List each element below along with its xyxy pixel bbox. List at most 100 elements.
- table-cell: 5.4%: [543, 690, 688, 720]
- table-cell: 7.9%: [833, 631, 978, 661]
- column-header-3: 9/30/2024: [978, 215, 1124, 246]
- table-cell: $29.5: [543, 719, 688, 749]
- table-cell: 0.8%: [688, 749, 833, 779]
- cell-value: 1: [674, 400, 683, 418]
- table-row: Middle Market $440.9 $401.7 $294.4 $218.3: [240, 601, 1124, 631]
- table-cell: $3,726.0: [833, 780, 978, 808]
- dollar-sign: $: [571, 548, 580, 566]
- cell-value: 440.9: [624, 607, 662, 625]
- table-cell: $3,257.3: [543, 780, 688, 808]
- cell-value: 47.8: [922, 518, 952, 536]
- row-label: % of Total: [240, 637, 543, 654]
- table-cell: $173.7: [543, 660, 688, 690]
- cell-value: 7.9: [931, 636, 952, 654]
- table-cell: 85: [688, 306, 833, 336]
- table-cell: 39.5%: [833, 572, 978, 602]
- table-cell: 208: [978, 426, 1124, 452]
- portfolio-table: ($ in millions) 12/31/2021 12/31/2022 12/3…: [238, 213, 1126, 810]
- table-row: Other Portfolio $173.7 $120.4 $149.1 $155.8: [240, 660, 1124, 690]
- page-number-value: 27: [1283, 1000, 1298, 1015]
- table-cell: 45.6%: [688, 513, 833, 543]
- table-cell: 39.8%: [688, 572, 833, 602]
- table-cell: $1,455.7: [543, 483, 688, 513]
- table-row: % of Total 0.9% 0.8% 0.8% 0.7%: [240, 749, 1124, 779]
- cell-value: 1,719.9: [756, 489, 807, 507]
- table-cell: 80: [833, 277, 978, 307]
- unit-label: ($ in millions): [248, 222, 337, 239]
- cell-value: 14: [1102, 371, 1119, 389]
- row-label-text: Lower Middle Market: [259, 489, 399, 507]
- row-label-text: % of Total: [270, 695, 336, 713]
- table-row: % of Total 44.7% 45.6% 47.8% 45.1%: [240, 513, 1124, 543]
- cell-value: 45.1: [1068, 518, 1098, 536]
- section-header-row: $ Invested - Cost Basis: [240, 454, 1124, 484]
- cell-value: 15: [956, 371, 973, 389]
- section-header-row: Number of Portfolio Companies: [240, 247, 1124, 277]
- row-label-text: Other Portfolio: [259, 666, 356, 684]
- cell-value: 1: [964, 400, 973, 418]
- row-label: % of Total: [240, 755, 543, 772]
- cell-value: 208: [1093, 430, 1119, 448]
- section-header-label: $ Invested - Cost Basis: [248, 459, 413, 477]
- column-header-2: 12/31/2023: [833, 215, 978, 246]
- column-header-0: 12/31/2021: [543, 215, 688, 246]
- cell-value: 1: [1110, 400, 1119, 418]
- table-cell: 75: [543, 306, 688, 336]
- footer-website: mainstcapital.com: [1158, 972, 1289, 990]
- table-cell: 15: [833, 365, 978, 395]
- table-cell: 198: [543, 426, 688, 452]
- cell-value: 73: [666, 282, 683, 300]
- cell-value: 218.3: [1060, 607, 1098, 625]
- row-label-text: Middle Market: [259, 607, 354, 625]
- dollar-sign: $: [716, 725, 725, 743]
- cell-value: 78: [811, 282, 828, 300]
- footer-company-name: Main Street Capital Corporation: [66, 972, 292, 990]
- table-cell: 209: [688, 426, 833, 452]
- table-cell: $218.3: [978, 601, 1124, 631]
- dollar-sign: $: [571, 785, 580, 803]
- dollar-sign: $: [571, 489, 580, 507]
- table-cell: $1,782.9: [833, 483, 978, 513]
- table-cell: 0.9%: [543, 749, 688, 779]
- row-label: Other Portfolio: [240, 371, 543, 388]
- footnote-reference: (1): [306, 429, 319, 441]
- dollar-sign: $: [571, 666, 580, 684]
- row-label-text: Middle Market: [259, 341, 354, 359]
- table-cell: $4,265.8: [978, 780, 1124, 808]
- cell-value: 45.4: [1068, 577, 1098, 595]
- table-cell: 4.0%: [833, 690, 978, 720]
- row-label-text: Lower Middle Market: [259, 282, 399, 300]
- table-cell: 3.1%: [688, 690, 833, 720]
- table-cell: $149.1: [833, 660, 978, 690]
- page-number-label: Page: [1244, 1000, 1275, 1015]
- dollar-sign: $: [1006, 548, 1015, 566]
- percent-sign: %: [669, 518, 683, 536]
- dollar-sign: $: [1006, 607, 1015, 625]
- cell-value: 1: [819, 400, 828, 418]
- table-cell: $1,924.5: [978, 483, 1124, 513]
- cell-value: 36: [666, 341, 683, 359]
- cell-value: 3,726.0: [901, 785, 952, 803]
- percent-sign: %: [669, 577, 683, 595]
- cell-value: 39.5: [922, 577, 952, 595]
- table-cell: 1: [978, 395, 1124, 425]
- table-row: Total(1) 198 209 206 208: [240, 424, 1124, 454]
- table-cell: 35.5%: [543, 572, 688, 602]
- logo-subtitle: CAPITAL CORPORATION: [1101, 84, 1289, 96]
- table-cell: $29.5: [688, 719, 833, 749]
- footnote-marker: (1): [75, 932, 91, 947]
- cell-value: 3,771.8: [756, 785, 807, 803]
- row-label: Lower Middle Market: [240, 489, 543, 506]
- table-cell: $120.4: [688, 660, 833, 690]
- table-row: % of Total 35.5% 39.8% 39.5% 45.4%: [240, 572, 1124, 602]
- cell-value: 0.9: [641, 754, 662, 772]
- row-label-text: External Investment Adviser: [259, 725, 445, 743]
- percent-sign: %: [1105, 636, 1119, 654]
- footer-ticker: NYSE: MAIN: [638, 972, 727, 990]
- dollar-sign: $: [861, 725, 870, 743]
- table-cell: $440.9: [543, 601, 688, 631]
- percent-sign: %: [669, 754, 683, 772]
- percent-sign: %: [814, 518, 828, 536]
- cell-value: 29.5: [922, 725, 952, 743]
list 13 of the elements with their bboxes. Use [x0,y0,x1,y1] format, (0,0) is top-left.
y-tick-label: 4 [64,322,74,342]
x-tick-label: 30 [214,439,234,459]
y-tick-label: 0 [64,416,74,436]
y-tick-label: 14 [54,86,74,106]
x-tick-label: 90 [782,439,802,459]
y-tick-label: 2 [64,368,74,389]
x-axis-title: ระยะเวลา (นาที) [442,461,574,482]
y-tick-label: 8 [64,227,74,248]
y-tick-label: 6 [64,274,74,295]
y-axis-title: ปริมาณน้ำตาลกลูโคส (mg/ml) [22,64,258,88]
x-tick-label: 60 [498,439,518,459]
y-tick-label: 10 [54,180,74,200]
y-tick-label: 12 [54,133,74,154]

#### [Your task]
Please extract, unchanged, the stretch of the records above from their first line through the line containing "- table-row: Middle", including both ends.

#### [Exercise solution]
List each element below along with its xyxy pixel bbox. List at most 100 elements.
- table-cell: 5.4%: [543, 690, 688, 720]
- table-cell: 7.9%: [833, 631, 978, 661]
- column-header-3: 9/30/2024: [978, 215, 1124, 246]
- table-cell: $29.5: [543, 719, 688, 749]
- table-cell: 0.8%: [688, 749, 833, 779]
- cell-value: 1: [674, 400, 683, 418]
- table-row: Middle Market $440.9 $401.7 $294.4 $218.3: [240, 601, 1124, 631]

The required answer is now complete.